## Your objective:
Write out every line of the material exactly as it appears.
----- Data shown
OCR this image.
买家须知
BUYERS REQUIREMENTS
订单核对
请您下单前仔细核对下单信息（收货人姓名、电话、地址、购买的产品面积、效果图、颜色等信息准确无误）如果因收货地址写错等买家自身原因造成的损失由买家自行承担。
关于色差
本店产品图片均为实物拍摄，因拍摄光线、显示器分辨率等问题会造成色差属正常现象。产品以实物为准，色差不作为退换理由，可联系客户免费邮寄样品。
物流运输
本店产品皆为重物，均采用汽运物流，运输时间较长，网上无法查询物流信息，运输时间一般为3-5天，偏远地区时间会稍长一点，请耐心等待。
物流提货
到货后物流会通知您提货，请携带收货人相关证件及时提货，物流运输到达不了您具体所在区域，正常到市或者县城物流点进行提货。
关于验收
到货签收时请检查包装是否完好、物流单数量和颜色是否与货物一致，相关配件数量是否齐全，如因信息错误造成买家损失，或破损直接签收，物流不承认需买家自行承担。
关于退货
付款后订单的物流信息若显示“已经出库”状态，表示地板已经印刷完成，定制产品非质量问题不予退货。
----------
## Solution for this exercise:
OCR this image.
买家须知
BUYERS REQUIREMENTS
订单核对
请您下单前仔细核对下单信息（收货人姓名、电话、地址、购买的产品面积、效果图、颜色等信息准确无误）如果因收货地址写错等买家自身原因造成的损失由买家自行承担。
关于色差
本店产品图片均为实物拍摄，因拍摄光线、显示器分辨率等问题会造成色差属正常现象。产品以实物为准，色差不作为退换理由，可联系客户免费邮寄样品。
物流运输
本店产品皆为重物，均采用汽运物流，运输时间较长，网上无法查询物流信息，运输时间一般为3-5天，偏远地区时间会稍长一点，请耐心等待。
物流提货
到货后物流会通知您提货，请携带收货人相关证件及时提货，物流运输到达不了您具体所在区域，正常到市或者县城物流点进行提货。
关于验收
到货签收时请检查包装是否完好、物流单数量和颜色是否与货物一致，相关配件数量是否齐全，如因信息错误造成买家损失，或破损直接签收，物流不承认需买家自行承担。
关于退货
付款后订单的物流信息若显示“已经出库”状态，表示地板已经印刷完成，定制产品非质量问题不予退货。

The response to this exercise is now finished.